# TASK DETAILS:
Pick out and copy every line below that has the word "Pole".

Saved entries:

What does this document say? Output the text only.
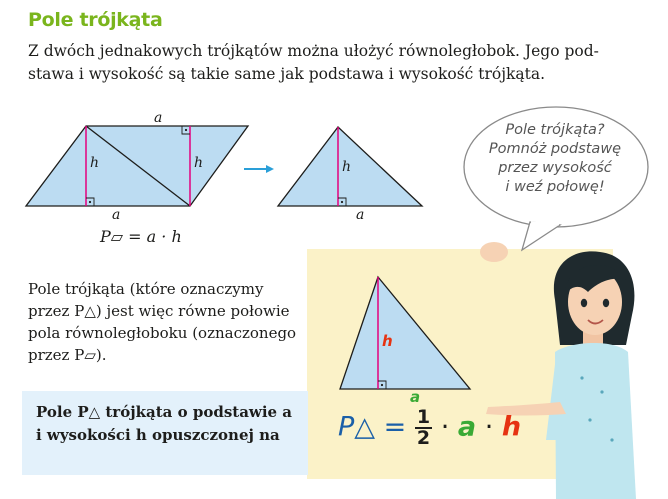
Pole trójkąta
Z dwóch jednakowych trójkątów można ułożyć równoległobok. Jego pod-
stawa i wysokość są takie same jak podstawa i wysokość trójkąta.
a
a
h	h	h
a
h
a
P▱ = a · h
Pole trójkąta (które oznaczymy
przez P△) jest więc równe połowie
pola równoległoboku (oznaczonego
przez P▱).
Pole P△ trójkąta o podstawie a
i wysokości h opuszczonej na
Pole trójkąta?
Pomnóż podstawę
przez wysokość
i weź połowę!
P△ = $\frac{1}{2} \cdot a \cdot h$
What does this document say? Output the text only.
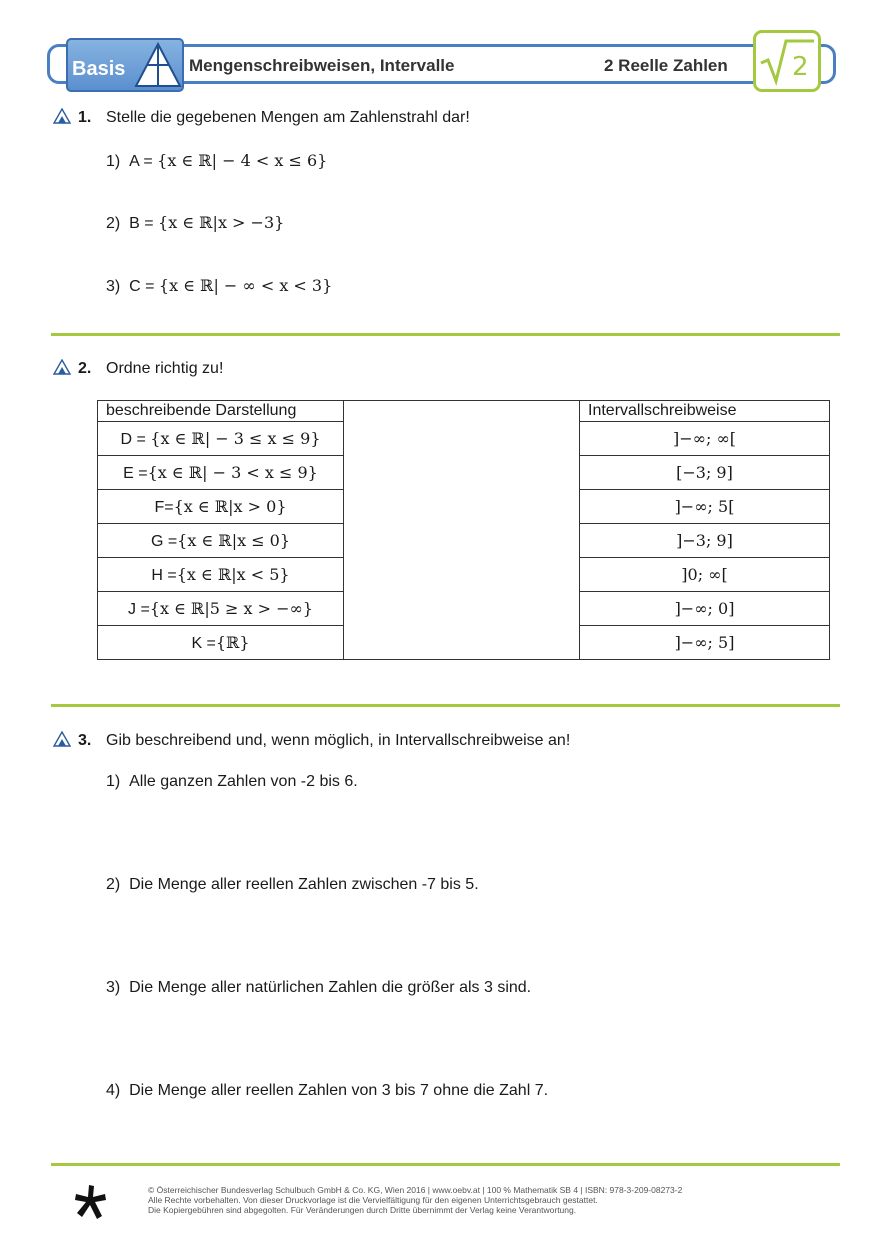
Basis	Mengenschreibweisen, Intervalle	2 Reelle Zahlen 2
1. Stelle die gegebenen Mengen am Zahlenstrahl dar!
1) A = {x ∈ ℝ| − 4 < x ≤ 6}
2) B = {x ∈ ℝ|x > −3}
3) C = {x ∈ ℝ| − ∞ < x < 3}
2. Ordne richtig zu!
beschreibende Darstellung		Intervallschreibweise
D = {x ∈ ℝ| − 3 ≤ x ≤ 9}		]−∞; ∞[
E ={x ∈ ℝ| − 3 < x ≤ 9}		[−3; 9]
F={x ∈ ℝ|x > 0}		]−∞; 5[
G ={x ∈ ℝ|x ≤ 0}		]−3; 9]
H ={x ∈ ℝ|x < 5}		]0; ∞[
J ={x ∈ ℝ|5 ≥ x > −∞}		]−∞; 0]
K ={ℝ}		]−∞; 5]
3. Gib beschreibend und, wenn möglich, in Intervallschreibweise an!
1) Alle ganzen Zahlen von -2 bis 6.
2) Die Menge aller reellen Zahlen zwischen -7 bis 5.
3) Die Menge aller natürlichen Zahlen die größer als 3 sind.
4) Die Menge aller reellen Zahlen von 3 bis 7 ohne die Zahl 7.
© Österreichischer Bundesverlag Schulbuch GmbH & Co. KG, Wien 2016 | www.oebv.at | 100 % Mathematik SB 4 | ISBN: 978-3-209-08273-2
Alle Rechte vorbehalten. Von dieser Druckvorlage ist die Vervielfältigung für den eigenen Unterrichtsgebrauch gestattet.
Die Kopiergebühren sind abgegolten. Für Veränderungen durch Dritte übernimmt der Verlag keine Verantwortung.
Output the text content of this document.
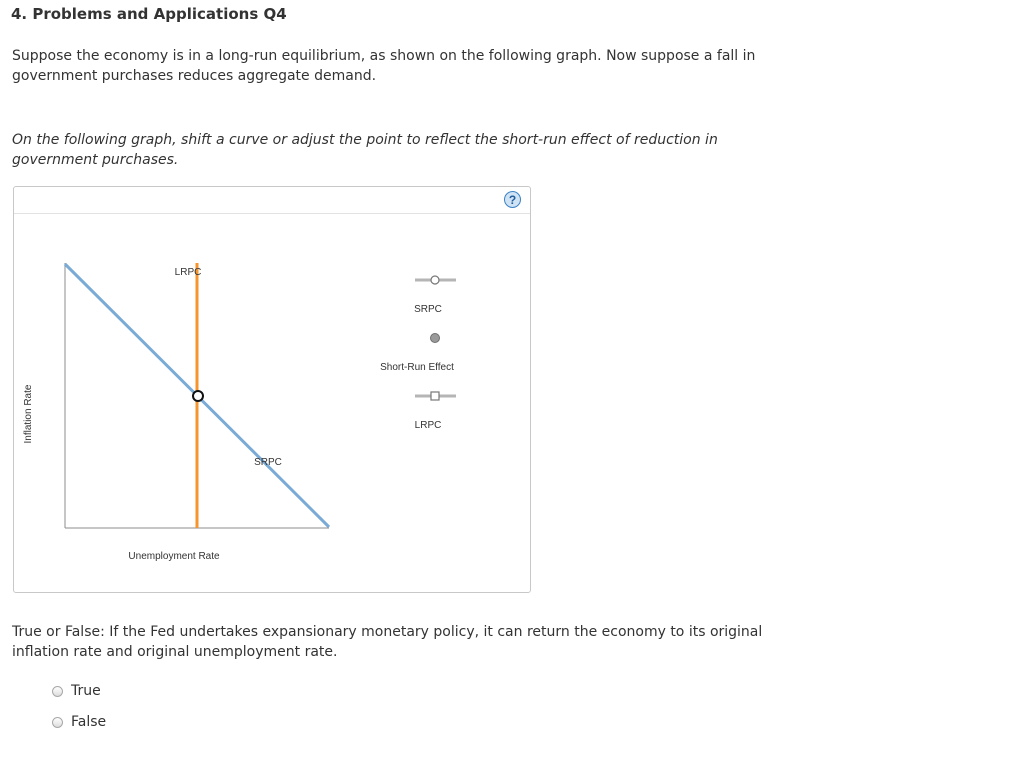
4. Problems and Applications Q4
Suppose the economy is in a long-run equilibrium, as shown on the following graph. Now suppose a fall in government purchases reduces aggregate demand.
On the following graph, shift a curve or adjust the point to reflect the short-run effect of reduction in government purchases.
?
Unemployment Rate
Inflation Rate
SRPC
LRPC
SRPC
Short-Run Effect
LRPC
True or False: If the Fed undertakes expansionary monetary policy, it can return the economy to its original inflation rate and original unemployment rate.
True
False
---
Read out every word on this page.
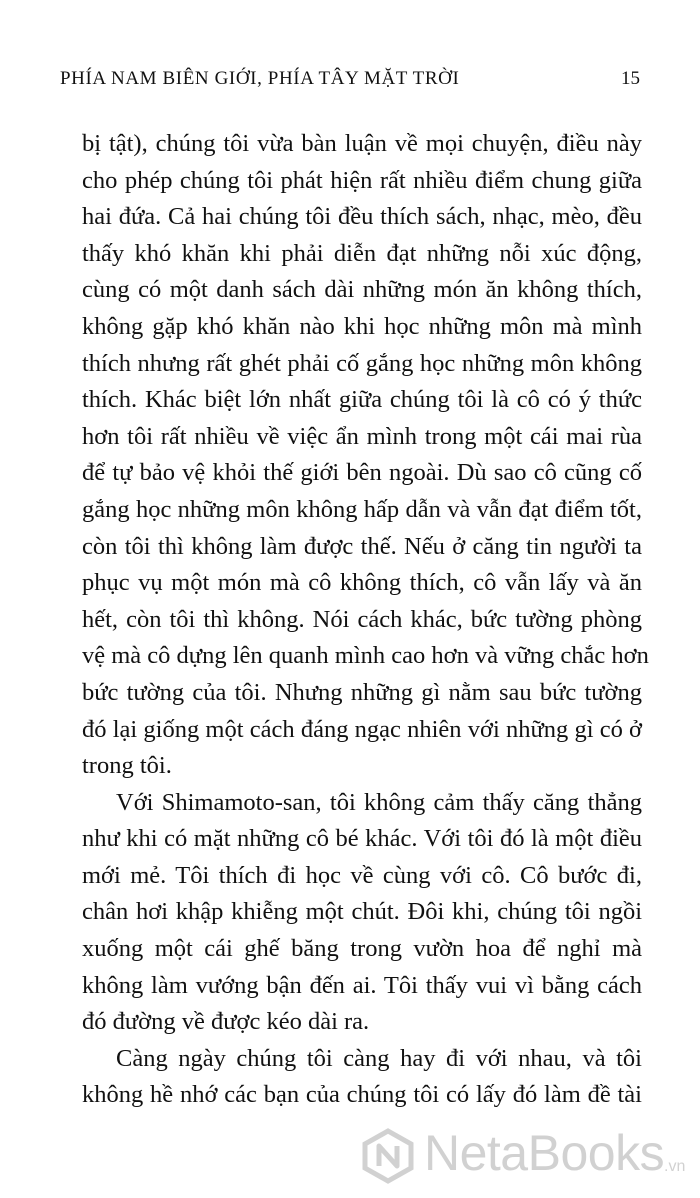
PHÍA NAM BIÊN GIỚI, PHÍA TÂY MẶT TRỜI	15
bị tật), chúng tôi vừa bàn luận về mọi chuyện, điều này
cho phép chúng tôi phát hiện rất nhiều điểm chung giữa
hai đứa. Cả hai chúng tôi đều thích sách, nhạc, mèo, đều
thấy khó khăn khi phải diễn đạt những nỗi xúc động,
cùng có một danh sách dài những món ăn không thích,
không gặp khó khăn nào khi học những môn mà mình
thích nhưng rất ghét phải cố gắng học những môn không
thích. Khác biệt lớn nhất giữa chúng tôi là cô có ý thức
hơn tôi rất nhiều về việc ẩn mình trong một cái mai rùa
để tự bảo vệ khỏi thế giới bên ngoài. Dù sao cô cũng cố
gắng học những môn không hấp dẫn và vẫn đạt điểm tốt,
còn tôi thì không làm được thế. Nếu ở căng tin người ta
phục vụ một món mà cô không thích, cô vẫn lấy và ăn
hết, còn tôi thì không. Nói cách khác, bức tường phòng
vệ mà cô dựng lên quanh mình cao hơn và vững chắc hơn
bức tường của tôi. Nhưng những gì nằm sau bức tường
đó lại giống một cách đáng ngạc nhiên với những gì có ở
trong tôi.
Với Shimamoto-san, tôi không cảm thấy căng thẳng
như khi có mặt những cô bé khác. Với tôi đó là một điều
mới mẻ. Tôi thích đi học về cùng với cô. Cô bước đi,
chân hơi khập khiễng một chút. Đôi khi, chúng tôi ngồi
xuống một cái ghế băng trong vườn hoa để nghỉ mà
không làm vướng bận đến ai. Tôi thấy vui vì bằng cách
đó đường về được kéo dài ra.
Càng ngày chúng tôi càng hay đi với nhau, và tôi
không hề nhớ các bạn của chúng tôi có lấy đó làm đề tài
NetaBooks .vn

# SOLUTION FOR THIS TASK:
Pole trójkąta
Pole trójkąta (które oznaczymy
Pole P△ trójkąta o podstawie a
Pole trójkąta?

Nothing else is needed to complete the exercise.